> _TASK TO COMPLETE_
Write out the records below once more, exactly as they stand.

> _EXTRACTED MATERIAL_
-*-

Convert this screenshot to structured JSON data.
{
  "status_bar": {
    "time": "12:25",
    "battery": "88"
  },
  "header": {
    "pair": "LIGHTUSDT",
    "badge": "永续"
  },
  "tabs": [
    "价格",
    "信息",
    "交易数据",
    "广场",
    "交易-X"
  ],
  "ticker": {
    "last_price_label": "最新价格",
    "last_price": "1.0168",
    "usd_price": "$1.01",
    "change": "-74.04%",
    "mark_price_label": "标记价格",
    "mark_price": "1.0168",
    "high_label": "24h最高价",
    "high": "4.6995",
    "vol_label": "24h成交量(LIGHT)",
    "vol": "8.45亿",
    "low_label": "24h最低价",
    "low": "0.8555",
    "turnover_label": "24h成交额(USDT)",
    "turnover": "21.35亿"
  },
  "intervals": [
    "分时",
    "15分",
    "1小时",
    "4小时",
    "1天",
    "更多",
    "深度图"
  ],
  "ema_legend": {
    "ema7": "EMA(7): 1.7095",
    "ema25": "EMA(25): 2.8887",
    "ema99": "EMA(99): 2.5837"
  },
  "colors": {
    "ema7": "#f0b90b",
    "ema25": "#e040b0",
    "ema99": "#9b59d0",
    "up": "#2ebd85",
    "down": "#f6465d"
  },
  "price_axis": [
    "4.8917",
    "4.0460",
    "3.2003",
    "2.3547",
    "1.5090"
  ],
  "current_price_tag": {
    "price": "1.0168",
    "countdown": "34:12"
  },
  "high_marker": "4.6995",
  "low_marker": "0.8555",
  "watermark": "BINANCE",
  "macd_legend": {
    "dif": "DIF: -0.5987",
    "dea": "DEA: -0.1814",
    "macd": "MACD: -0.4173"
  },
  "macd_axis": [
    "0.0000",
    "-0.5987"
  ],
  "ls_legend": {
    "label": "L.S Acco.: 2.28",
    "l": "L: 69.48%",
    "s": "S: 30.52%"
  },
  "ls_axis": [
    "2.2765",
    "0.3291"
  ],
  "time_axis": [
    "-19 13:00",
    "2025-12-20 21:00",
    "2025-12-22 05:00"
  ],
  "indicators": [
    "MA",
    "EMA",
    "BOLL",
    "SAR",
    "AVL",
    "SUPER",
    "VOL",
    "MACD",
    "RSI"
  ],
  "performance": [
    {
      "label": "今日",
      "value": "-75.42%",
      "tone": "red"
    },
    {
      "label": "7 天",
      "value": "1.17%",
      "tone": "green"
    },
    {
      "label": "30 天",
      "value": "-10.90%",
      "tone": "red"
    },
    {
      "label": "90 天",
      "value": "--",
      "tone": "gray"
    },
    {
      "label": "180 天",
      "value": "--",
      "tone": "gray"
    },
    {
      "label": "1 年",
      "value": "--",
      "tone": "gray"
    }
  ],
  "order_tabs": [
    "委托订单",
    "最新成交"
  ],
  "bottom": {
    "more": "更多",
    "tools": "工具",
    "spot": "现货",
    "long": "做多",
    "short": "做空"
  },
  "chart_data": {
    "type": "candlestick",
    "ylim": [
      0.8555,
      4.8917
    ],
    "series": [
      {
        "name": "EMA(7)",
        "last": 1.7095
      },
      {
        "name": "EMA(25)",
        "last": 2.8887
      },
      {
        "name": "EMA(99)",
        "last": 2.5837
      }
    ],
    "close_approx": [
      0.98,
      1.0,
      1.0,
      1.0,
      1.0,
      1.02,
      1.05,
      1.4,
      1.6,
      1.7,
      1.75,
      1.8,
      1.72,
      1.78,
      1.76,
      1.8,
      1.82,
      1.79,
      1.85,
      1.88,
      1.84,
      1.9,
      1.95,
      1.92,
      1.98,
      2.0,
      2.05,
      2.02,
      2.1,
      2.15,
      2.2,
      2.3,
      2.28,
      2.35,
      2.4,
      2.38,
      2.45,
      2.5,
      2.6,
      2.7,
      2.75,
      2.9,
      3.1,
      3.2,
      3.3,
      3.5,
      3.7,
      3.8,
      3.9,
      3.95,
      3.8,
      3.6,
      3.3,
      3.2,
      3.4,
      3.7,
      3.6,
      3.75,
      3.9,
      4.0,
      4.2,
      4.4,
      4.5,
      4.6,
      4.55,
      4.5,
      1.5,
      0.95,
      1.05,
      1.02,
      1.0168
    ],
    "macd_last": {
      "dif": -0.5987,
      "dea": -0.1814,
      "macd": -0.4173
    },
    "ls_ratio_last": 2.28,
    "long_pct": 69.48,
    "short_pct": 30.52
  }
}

-*-

> _IN RESPONSE_
Convert this screenshot to structured JSON data.
{
  "status_bar": {
    "time": "12:25",
    "battery": "88"
  },
  "header": {
    "pair": "LIGHTUSDT",
    "badge": "永续"
  },
  "tabs": [
    "价格",
    "信息",
    "交易数据",
    "广场",
    "交易-X"
  ],
  "ticker": {
    "last_price_label": "最新价格",
    "last_price": "1.0168",
    "usd_price": "$1.01",
    "change": "-74.04%",
    "mark_price_label": "标记价格",
    "mark_price": "1.0168",
    "high_label": "24h最高价",
    "high": "4.6995",
    "vol_label": "24h成交量(LIGHT)",
    "vol": "8.45亿",
    "low_label": "24h最低价",
    "low": "0.8555",
    "turnover_label": "24h成交额(USDT)",
    "turnover": "21.35亿"
  },
  "intervals": [
    "分时",
    "15分",
    "1小时",
    "4小时",
    "1天",
    "更多",
    "深度图"
  ],
  "ema_legend": {
    "ema7": "EMA(7): 1.7095",
    "ema25": "EMA(25): 2.8887",
    "ema99": "EMA(99): 2.5837"
  },
  "colors": {
    "ema7": "#f0b90b",
    "ema25": "#e040b0",
    "ema99": "#9b59d0",
    "up": "#2ebd85",
    "down": "#f6465d"
  },
  "price_axis": [
    "4.8917",
    "4.0460",
    "3.2003",
    "2.3547",
    "1.5090"
  ],
  "current_price_tag": {
    "price": "1.0168",
    "countdown": "34:12"
  },
  "high_marker": "4.6995",
  "low_marker": "0.8555",
  "watermark": "BINANCE",
  "macd_legend": {
    "dif": "DIF: -0.5987",
    "dea": "DEA: -0.1814",
    "macd": "MACD: -0.4173"
  },
  "macd_axis": [
    "0.0000",
    "-0.5987"
  ],
  "ls_legend": {
    "label": "L.S Acco.: 2.28",
    "l": "L: 69.48%",
    "s": "S: 30.52%"
  },
  "ls_axis": [
    "2.2765",
    "0.3291"
  ],
  "time_axis": [
    "-19 13:00",
    "2025-12-20 21:00",
    "2025-12-22 05:00"
  ],
  "indicators": [
    "MA",
    "EMA",
    "BOLL",
    "SAR",
    "AVL",
    "SUPER",
    "VOL",
    "MACD",
    "RSI"
  ],
  "performance": [
    {
      "label": "今日",
      "value": "-75.42%",
      "tone": "red"
    },
    {
      "label": "7 天",
      "value": "1.17%",
      "tone": "green"
    },
    {
      "label": "30 天",
      "value": "-10.90%",
      "tone": "red"
    },
    {
      "label": "90 天",
      "value": "--",
      "tone": "gray"
    },
    {
      "label": "180 天",
      "value": "--",
      "tone": "gray"
    },
    {
      "label": "1 年",
      "value": "--",
      "tone": "gray"
    }
  ],
  "order_tabs": [
    "委托订单",
    "最新成交"
  ],
  "bottom": {
    "more": "更多",
    "tools": "工具",
    "spot": "现货",
    "long": "做多",
    "short": "做空"
  },
  "chart_data": {
    "type": "candlestick",
    "ylim": [
      0.8555,
      4.8917
    ],
    "series": [
      {
        "name": "EMA(7)",
        "last": 1.7095
      },
      {
        "name": "EMA(25)",
        "last": 2.8887
      },
      {
        "name": "EMA(99)",
        "last": 2.5837
      }
    ],
    "close_approx": [
      0.98,
      1.0,
      1.0,
      1.0,
      1.0,
      1.02,
      1.05,
      1.4,
      1.6,
      1.7,
      1.75,
      1.8,
      1.72,
      1.78,
      1.76,
      1.8,
      1.82,
      1.79,
      1.85,
      1.88,
      1.84,
      1.9,
      1.95,
      1.92,
      1.98,
      2.0,
      2.05,
      2.02,
      2.1,
      2.15,
      2.2,
      2.3,
      2.28,
      2.35,
      2.4,
      2.38,
      2.45,
      2.5,
      2.6,
      2.7,
      2.75,
      2.9,
      3.1,
      3.2,
      3.3,
      3.5,
      3.7,
      3.8,
      3.9,
      3.95,
      3.8,
      3.6,
      3.3,
      3.2,
      3.4,
      3.7,
      3.6,
      3.75,
      3.9,
      4.0,
      4.2,
      4.4,
      4.5,
      4.6,
      4.55,
      4.5,
      1.5,
      0.95,
      1.05,
      1.02,
      1.0168
    ],
    "macd_last": {
      "dif": -0.5987,
      "dea": -0.1814,
      "macd": -0.4173
    },
    "ls_ratio_last": 2.28,
    "long_pct": 69.48,
    "short_pct": 30.52
  }
}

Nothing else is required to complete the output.